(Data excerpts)
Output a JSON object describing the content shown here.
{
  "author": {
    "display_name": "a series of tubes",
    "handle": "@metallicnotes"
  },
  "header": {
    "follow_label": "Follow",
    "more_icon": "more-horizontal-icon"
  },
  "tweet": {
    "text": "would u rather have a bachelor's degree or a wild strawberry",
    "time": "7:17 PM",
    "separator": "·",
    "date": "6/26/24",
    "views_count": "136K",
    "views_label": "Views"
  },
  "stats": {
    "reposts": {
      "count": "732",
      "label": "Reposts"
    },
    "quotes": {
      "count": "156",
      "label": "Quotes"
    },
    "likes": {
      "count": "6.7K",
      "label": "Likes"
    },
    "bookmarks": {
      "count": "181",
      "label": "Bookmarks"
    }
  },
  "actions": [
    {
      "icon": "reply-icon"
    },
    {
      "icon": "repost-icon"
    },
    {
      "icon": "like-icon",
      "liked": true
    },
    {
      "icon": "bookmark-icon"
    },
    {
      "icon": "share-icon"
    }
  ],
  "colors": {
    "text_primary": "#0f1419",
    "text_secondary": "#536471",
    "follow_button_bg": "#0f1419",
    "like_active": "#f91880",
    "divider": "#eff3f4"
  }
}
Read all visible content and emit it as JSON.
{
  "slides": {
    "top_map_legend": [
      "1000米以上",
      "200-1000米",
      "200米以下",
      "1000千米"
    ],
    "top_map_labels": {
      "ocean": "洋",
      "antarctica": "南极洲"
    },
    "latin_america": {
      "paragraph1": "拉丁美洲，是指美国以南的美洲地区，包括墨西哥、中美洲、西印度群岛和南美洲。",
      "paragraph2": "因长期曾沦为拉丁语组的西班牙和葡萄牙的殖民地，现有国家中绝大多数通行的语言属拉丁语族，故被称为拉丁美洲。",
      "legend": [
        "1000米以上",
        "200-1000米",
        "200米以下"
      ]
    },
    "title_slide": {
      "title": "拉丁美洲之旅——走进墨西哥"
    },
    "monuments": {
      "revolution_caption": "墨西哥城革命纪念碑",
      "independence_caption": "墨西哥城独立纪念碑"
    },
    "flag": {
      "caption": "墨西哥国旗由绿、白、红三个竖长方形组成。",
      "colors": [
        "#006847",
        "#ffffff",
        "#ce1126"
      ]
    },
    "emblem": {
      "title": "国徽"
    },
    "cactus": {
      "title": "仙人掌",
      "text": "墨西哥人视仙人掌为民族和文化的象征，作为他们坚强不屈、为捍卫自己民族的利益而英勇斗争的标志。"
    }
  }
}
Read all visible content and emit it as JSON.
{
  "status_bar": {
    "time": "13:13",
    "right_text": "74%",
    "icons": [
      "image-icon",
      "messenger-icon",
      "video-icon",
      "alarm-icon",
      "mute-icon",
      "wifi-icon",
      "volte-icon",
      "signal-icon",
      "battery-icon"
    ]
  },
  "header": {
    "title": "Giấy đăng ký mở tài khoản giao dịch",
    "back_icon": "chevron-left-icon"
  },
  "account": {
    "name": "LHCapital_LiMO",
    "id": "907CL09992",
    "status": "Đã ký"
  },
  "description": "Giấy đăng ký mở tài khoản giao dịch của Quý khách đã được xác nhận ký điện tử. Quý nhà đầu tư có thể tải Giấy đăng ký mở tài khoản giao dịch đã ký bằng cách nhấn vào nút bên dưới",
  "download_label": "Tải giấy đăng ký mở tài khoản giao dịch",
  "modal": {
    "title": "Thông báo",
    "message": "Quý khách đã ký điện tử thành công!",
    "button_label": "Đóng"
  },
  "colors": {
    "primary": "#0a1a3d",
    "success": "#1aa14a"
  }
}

*What is needed*: Repeat all of the records above exactly as they appear.

*Task solution*:
Output a JSON object describing the content shown here.
{
  "author": {
    "display_name": "a series of tubes",
    "handle": "@metallicnotes"
  },
  "header": {
    "follow_label": "Follow",
    "more_icon": "more-horizontal-icon"
  },
  "tweet": {
    "text": "would u rather have a bachelor's degree or a wild strawberry",
    "time": "7:17 PM",
    "separator": "·",
    "date": "6/26/24",
    "views_count": "136K",
    "views_label": "Views"
  },
  "stats": {
    "reposts": {
      "count": "732",
      "label": "Reposts"
    },
    "quotes": {
      "count": "156",
      "label": "Quotes"
    },
    "likes": {
      "count": "6.7K",
      "label": "Likes"
    },
    "bookmarks": {
      "count": "181",
      "label": "Bookmarks"
    }
  },
  "actions": [
    {
      "icon": "reply-icon"
    },
    {
      "icon": "repost-icon"
    },
    {
      "icon": "like-icon",
      "liked": true
    },
    {
      "icon": "bookmark-icon"
    },
    {
      "icon": "share-icon"
    }
  ],
  "colors": {
    "text_primary": "#0f1419",
    "text_secondary": "#536471",
    "follow_button_bg": "#0f1419",
    "like_active": "#f91880",
    "divider": "#eff3f4"
  }
}
Read all visible content and emit it as JSON.
{
  "slides": {
    "top_map_legend": [
      "1000米以上",
      "200-1000米",
      "200米以下",
      "1000千米"
    ],
    "top_map_labels": {
      "ocean": "洋",
      "antarctica": "南极洲"
    },
    "latin_america": {
      "paragraph1": "拉丁美洲，是指美国以南的美洲地区，包括墨西哥、中美洲、西印度群岛和南美洲。",
      "paragraph2": "因长期曾沦为拉丁语组的西班牙和葡萄牙的殖民地，现有国家中绝大多数通行的语言属拉丁语族，故被称为拉丁美洲。",
      "legend": [
        "1000米以上",
        "200-1000米",
        "200米以下"
      ]
    },
    "title_slide": {
      "title": "拉丁美洲之旅——走进墨西哥"
    },
    "monuments": {
      "revolution_caption": "墨西哥城革命纪念碑",
      "independence_caption": "墨西哥城独立纪念碑"
    },
    "flag": {
      "caption": "墨西哥国旗由绿、白、红三个竖长方形组成。",
      "colors": [
        "#006847",
        "#ffffff",
        "#ce1126"
      ]
    },
    "emblem": {
      "title": "国徽"
    },
    "cactus": {
      "title": "仙人掌",
      "text": "墨西哥人视仙人掌为民族和文化的象征，作为他们坚强不屈、为捍卫自己民族的利益而英勇斗争的标志。"
    }
  }
}
Read all visible content and emit it as JSON.
{
  "status_bar": {
    "time": "13:13",
    "right_text": "74%",
    "icons": [
      "image-icon",
      "messenger-icon",
      "video-icon",
      "alarm-icon",
      "mute-icon",
      "wifi-icon",
      "volte-icon",
      "signal-icon",
      "battery-icon"
    ]
  },
  "header": {
    "title": "Giấy đăng ký mở tài khoản giao dịch",
    "back_icon": "chevron-left-icon"
  },
  "account": {
    "name": "LHCapital_LiMO",
    "id": "907CL09992",
    "status": "Đã ký"
  },
  "description": "Giấy đăng ký mở tài khoản giao dịch của Quý khách đã được xác nhận ký điện tử. Quý nhà đầu tư có thể tải Giấy đăng ký mở tài khoản giao dịch đã ký bằng cách nhấn vào nút bên dưới",
  "download_label": "Tải giấy đăng ký mở tài khoản giao dịch",
  "modal": {
    "title": "Thông báo",
    "message": "Quý khách đã ký điện tử thành công!",
    "button_label": "Đóng"
  },
  "colors": {
    "primary": "#0a1a3d",
    "success": "#1aa14a"
  }
}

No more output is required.